**What this task involves**
Transcribe the stretch of lines from the start of the records through the line containing "y-tick-label: 1.5: [27, 193, 45, 206]", both ends included, and reproduce each line without any change.

-*-

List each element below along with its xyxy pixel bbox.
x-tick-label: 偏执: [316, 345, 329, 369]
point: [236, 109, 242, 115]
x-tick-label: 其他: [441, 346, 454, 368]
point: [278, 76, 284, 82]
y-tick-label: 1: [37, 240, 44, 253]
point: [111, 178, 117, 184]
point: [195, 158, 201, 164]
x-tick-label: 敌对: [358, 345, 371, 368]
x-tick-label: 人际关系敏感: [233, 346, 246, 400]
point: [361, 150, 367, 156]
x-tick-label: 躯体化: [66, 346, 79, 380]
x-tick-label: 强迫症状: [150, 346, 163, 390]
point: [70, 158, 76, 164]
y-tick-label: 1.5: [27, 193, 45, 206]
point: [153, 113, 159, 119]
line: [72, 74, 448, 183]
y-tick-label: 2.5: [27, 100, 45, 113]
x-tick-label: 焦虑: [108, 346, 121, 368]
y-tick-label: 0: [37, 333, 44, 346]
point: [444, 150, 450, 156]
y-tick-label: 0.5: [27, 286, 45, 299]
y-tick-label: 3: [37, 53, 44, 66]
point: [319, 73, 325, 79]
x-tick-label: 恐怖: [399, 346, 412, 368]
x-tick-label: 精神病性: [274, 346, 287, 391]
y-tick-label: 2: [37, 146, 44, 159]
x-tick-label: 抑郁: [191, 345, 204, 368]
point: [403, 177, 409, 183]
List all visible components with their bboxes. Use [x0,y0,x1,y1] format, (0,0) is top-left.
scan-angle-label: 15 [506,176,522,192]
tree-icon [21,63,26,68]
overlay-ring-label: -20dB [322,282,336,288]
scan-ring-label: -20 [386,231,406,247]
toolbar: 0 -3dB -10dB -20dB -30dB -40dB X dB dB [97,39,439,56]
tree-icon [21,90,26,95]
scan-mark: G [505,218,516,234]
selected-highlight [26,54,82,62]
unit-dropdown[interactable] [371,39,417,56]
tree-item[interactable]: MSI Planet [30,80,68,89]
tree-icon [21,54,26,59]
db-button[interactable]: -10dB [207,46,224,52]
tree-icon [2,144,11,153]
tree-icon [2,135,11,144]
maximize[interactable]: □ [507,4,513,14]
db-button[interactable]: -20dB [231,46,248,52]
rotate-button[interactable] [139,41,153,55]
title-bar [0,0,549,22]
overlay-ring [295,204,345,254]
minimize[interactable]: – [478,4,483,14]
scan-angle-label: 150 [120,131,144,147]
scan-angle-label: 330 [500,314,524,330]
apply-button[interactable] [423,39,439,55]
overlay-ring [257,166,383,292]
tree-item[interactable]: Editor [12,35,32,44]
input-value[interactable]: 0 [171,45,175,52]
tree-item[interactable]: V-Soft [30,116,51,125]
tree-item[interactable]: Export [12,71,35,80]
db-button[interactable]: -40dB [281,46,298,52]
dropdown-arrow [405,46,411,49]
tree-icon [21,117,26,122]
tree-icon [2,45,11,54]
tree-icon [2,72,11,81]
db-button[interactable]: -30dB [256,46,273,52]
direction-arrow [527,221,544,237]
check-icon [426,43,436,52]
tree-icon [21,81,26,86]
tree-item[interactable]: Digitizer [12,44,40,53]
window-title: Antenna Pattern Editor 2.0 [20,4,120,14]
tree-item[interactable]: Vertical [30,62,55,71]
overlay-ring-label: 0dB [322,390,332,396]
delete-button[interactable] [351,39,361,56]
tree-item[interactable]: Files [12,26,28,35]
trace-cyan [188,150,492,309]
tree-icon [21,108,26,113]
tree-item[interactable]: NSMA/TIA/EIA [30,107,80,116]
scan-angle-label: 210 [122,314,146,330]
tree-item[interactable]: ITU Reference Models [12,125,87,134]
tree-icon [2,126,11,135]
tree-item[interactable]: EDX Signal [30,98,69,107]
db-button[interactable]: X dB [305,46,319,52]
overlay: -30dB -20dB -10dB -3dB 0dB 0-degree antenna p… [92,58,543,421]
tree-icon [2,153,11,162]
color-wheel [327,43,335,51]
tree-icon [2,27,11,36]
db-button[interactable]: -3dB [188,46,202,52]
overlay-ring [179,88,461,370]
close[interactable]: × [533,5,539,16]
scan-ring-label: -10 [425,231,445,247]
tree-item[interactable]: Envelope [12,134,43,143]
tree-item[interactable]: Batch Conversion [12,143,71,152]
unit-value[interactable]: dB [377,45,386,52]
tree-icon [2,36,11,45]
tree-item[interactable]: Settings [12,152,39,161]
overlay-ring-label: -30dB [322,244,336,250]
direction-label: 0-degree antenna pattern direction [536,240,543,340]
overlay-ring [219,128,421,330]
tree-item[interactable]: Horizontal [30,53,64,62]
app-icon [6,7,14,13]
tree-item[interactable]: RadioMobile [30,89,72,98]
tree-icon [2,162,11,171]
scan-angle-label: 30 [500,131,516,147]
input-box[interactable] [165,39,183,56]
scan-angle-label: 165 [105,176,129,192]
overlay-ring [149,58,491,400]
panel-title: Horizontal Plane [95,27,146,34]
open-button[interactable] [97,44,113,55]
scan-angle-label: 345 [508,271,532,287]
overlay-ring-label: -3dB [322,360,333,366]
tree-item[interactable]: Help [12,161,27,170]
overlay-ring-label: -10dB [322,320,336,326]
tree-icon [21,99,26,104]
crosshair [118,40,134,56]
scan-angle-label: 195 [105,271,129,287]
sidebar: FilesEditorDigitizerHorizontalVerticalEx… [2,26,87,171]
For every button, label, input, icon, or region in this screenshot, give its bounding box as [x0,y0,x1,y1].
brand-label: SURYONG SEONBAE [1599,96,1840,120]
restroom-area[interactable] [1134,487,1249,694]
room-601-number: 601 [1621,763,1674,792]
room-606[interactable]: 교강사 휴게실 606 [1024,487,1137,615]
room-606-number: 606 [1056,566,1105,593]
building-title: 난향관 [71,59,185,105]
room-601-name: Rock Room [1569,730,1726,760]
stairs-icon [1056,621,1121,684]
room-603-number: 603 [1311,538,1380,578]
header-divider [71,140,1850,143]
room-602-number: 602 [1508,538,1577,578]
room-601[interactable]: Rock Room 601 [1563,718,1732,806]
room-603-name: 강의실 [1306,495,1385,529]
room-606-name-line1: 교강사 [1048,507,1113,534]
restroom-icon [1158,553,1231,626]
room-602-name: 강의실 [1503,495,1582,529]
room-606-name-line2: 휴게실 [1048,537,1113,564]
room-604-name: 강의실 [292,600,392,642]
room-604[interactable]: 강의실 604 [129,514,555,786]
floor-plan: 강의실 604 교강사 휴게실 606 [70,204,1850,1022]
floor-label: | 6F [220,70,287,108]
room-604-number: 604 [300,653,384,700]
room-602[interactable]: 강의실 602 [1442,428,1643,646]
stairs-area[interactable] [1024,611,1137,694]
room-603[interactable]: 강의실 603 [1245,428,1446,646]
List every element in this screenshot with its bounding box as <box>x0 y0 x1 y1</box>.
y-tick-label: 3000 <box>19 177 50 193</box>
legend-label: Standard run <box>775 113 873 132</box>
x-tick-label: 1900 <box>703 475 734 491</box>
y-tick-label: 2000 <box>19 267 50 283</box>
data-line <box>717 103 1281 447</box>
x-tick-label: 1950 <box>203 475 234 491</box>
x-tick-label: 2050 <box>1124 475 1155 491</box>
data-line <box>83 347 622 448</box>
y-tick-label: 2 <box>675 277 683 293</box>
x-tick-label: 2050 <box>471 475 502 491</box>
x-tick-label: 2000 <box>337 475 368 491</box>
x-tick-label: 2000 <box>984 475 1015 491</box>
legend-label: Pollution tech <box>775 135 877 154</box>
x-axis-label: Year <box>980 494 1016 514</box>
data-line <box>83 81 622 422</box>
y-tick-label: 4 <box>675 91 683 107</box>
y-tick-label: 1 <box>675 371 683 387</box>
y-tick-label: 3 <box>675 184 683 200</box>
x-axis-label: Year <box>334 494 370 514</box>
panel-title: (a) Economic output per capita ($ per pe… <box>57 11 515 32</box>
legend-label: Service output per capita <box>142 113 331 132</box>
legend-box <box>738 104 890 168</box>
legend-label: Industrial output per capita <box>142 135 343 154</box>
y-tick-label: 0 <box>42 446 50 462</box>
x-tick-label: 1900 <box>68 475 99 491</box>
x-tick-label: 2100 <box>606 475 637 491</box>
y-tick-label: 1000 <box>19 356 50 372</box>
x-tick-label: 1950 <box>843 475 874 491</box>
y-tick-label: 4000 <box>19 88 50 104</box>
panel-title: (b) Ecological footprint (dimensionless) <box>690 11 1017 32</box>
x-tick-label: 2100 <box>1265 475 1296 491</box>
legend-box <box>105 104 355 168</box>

-*-

**Response to the task**
List each element below along with its xyxy pixel bbox.
x-tick-label: 偏执: [316, 345, 329, 369]
point: [236, 109, 242, 115]
x-tick-label: 其他: [441, 346, 454, 368]
point: [278, 76, 284, 82]
y-tick-label: 1: [37, 240, 44, 253]
point: [111, 178, 117, 184]
point: [195, 158, 201, 164]
x-tick-label: 敌对: [358, 345, 371, 368]
x-tick-label: 人际关系敏感: [233, 346, 246, 400]
point: [361, 150, 367, 156]
x-tick-label: 躯体化: [66, 346, 79, 380]
x-tick-label: 强迫症状: [150, 346, 163, 390]
point: [70, 158, 76, 164]
y-tick-label: 1.5: [27, 193, 45, 206]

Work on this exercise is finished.